▸ **What to work on**
Below is a block of records; repeat all of them exactly.

[start of Records provided]

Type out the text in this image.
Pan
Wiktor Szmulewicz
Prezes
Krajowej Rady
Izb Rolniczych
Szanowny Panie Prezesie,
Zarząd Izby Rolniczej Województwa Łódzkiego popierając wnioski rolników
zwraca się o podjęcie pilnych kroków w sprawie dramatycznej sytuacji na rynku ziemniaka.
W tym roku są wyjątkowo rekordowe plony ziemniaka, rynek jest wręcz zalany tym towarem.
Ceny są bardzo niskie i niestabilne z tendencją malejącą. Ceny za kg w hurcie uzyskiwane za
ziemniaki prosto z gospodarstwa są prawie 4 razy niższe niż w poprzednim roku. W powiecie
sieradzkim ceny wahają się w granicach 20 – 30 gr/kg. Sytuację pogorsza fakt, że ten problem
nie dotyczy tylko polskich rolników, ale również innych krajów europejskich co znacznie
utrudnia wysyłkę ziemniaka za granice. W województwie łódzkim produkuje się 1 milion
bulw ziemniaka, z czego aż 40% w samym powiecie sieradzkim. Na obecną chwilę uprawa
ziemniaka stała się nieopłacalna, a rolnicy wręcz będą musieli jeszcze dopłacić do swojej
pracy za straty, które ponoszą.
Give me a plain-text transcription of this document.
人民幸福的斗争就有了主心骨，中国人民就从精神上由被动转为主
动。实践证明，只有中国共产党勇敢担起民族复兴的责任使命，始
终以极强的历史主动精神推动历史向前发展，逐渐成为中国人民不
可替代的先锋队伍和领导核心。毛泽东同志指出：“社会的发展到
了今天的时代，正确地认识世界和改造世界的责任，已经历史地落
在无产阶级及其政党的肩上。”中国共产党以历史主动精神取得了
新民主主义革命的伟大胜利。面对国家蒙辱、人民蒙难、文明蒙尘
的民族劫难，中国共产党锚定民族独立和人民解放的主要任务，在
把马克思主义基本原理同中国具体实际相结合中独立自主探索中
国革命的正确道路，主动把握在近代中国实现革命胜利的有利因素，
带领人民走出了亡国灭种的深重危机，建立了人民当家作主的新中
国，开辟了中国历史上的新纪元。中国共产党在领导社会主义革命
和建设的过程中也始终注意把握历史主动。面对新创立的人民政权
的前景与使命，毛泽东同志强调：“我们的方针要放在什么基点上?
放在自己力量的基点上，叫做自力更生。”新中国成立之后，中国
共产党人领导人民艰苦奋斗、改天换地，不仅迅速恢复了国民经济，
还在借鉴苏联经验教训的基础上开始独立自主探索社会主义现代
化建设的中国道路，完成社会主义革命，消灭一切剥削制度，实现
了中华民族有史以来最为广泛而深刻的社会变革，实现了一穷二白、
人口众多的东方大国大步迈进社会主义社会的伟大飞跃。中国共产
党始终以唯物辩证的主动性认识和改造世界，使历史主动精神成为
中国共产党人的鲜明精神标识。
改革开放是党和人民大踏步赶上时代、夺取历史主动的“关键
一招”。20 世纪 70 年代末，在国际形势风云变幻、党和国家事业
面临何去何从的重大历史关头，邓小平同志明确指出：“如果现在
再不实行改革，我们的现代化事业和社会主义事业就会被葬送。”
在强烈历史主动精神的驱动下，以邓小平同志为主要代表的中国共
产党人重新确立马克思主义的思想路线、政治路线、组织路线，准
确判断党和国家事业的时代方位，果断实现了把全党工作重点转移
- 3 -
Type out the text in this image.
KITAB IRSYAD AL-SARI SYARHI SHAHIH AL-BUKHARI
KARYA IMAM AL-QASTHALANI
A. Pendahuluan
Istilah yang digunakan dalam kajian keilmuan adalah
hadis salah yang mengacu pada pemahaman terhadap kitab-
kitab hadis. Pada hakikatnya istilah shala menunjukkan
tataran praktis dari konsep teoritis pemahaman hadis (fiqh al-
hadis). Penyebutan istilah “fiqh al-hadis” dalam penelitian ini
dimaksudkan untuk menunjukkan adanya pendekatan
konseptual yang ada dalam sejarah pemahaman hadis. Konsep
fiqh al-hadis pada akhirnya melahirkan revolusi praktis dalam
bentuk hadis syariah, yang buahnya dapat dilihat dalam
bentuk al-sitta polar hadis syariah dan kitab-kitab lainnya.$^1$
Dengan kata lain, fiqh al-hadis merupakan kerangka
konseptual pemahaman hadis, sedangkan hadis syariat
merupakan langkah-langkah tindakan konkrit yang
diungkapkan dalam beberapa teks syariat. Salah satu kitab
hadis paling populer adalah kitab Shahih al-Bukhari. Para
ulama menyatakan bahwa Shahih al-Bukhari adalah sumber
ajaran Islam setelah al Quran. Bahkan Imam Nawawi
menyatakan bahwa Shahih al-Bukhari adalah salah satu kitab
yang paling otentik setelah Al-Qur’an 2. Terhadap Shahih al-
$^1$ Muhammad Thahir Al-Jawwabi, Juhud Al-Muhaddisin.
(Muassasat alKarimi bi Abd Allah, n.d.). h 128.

[end of Records provided]

▸ **Response to this exercise**
Type out the text in this image.
Pan
Wiktor Szmulewicz
Prezes
Krajowej Rady
Izb Rolniczych
Szanowny Panie Prezesie,
Zarząd Izby Rolniczej Województwa Łódzkiego popierając wnioski rolników
zwraca się o podjęcie pilnych kroków w sprawie dramatycznej sytuacji na rynku ziemniaka.
W tym roku są wyjątkowo rekordowe plony ziemniaka, rynek jest wręcz zalany tym towarem.
Ceny są bardzo niskie i niestabilne z tendencją malejącą. Ceny za kg w hurcie uzyskiwane za
ziemniaki prosto z gospodarstwa są prawie 4 razy niższe niż w poprzednim roku. W powiecie
sieradzkim ceny wahają się w granicach 20 – 30 gr/kg. Sytuację pogorsza fakt, że ten problem
nie dotyczy tylko polskich rolników, ale również innych krajów europejskich co znacznie
utrudnia wysyłkę ziemniaka za granice. W województwie łódzkim produkuje się 1 milion
bulw ziemniaka, z czego aż 40% w samym powiecie sieradzkim. Na obecną chwilę uprawa
ziemniaka stała się nieopłacalna, a rolnicy wręcz będą musieli jeszcze dopłacić do swojej
pracy za straty, które ponoszą.
Give me a plain-text transcription of this document.
人民幸福的斗争就有了主心骨，中国人民就从精神上由被动转为主
动。实践证明，只有中国共产党勇敢担起民族复兴的责任使命，始
终以极强的历史主动精神推动历史向前发展，逐渐成为中国人民不
可替代的先锋队伍和领导核心。毛泽东同志指出：“社会的发展到
了今天的时代，正确地认识世界和改造世界的责任，已经历史地落
在无产阶级及其政党的肩上。”中国共产党以历史主动精神取得了
新民主主义革命的伟大胜利。面对国家蒙辱、人民蒙难、文明蒙尘
的民族劫难，中国共产党锚定民族独立和人民解放的主要任务，在
把马克思主义基本原理同中国具体实际相结合中独立自主探索中
国革命的正确道路，主动把握在近代中国实现革命胜利的有利因素，
带领人民走出了亡国灭种的深重危机，建立了人民当家作主的新中
国，开辟了中国历史上的新纪元。中国共产党在领导社会主义革命
和建设的过程中也始终注意把握历史主动。面对新创立的人民政权
的前景与使命，毛泽东同志强调：“我们的方针要放在什么基点上?
放在自己力量的基点上，叫做自力更生。”新中国成立之后，中国
共产党人领导人民艰苦奋斗、改天换地，不仅迅速恢复了国民经济，
还在借鉴苏联经验教训的基础上开始独立自主探索社会主义现代
化建设的中国道路，完成社会主义革命，消灭一切剥削制度，实现
了中华民族有史以来最为广泛而深刻的社会变革，实现了一穷二白、
人口众多的东方大国大步迈进社会主义社会的伟大飞跃。中国共产
党始终以唯物辩证的主动性认识和改造世界，使历史主动精神成为
中国共产党人的鲜明精神标识。
改革开放是党和人民大踏步赶上时代、夺取历史主动的“关键
一招”。20 世纪 70 年代末，在国际形势风云变幻、党和国家事业
面临何去何从的重大历史关头，邓小平同志明确指出：“如果现在
再不实行改革，我们的现代化事业和社会主义事业就会被葬送。”
在强烈历史主动精神的驱动下，以邓小平同志为主要代表的中国共
产党人重新确立马克思主义的思想路线、政治路线、组织路线，准
确判断党和国家事业的时代方位，果断实现了把全党工作重点转移
- 3 -
Type out the text in this image.
KITAB IRSYAD AL-SARI SYARHI SHAHIH AL-BUKHARI
KARYA IMAM AL-QASTHALANI
A. Pendahuluan
Istilah yang digunakan dalam kajian keilmuan adalah
hadis salah yang mengacu pada pemahaman terhadap kitab-
kitab hadis. Pada hakikatnya istilah shala menunjukkan
tataran praktis dari konsep teoritis pemahaman hadis (fiqh al-
hadis). Penyebutan istilah “fiqh al-hadis” dalam penelitian ini
dimaksudkan untuk menunjukkan adanya pendekatan
konseptual yang ada dalam sejarah pemahaman hadis. Konsep
fiqh al-hadis pada akhirnya melahirkan revolusi praktis dalam
bentuk hadis syariah, yang buahnya dapat dilihat dalam
bentuk al-sitta polar hadis syariah dan kitab-kitab lainnya.$^1$
Dengan kata lain, fiqh al-hadis merupakan kerangka
konseptual pemahaman hadis, sedangkan hadis syariat
merupakan langkah-langkah tindakan konkrit yang
diungkapkan dalam beberapa teks syariat. Salah satu kitab
hadis paling populer adalah kitab Shahih al-Bukhari. Para
ulama menyatakan bahwa Shahih al-Bukhari adalah sumber
ajaran Islam setelah al Quran. Bahkan Imam Nawawi
menyatakan bahwa Shahih al-Bukhari adalah salah satu kitab
yang paling otentik setelah Al-Qur’an 2. Terhadap Shahih al-
$^1$ Muhammad Thahir Al-Jawwabi, Juhud Al-Muhaddisin.
(Muassasat alKarimi bi Abd Allah, n.d.). h 128.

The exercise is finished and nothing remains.